#### RECORDS SUPPLIED

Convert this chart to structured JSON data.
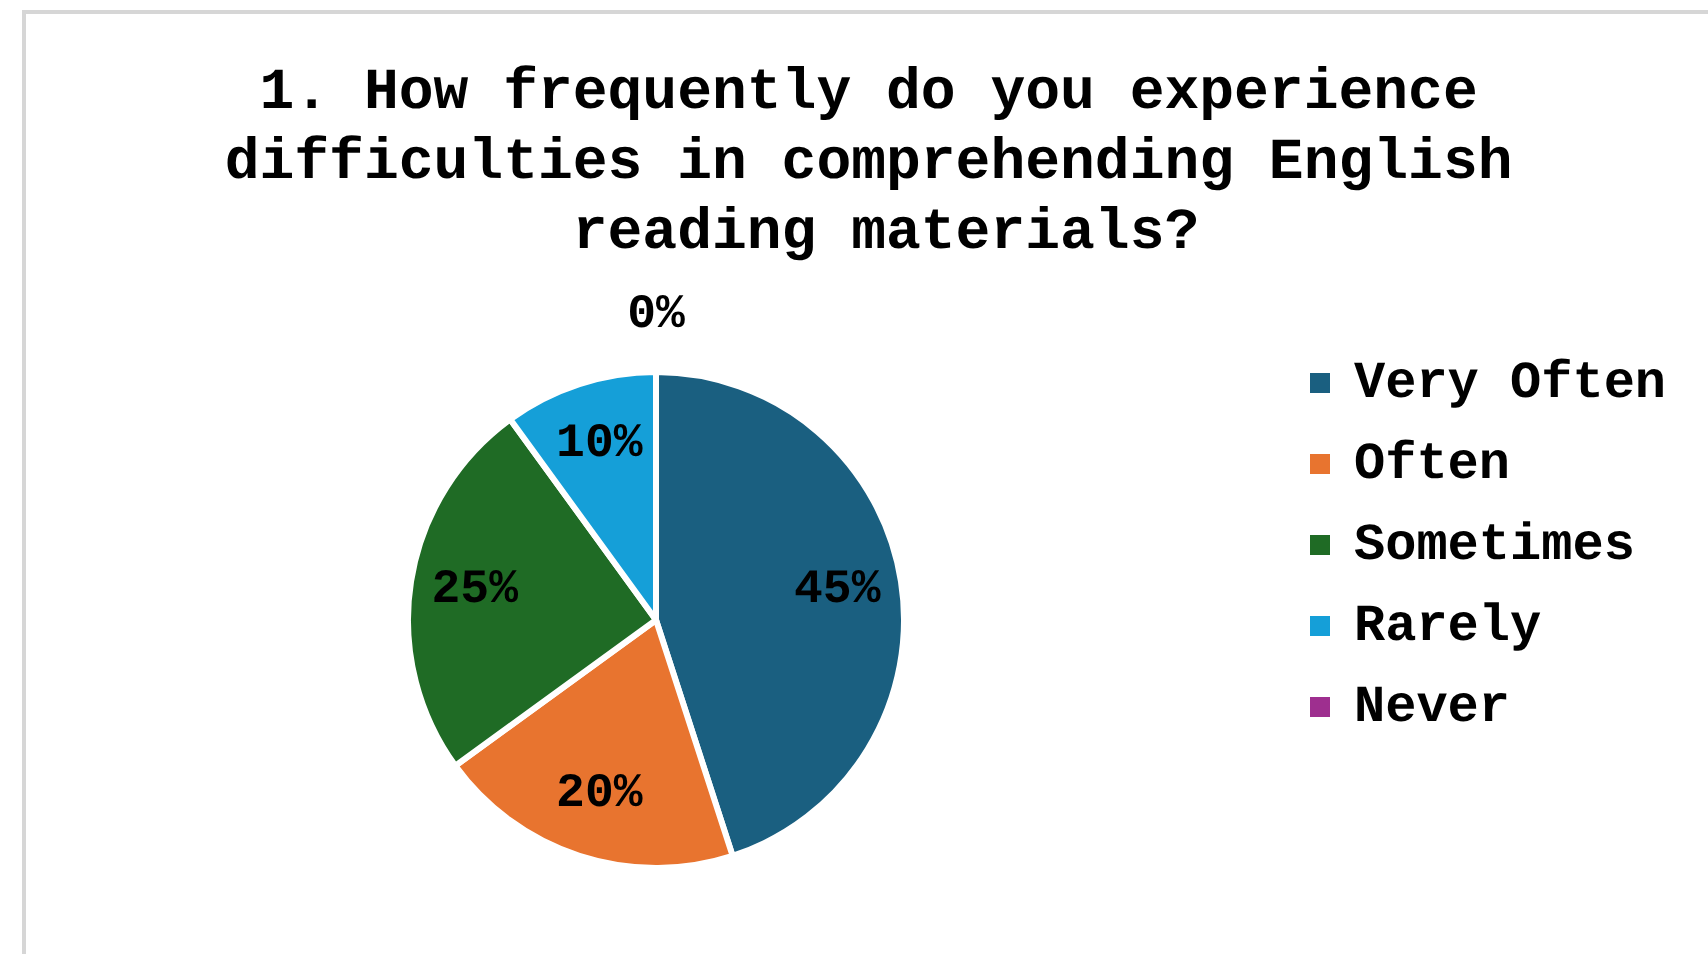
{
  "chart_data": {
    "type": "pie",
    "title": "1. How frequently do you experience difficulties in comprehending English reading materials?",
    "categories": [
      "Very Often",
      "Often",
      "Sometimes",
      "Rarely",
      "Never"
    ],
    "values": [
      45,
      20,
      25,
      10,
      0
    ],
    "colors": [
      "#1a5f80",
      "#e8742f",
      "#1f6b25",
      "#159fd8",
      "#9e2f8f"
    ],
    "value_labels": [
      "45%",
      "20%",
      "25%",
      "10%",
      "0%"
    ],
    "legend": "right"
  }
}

########

WHAT IS NEEDED: The listing above needs to be output again exactly. Don't include the pictures.

RESULT:
Convert this chart to structured JSON data.
{
  "chart_data": {
    "type": "pie",
    "title": "1. How frequently do you experience difficulties in comprehending English reading materials?",
    "categories": [
      "Very Often",
      "Often",
      "Sometimes",
      "Rarely",
      "Never"
    ],
    "values": [
      45,
      20,
      25,
      10,
      0
    ],
    "colors": [
      "#1a5f80",
      "#e8742f",
      "#1f6b25",
      "#159fd8",
      "#9e2f8f"
    ],
    "value_labels": [
      "45%",
      "20%",
      "25%",
      "10%",
      "0%"
    ],
    "legend": "right"
  }
}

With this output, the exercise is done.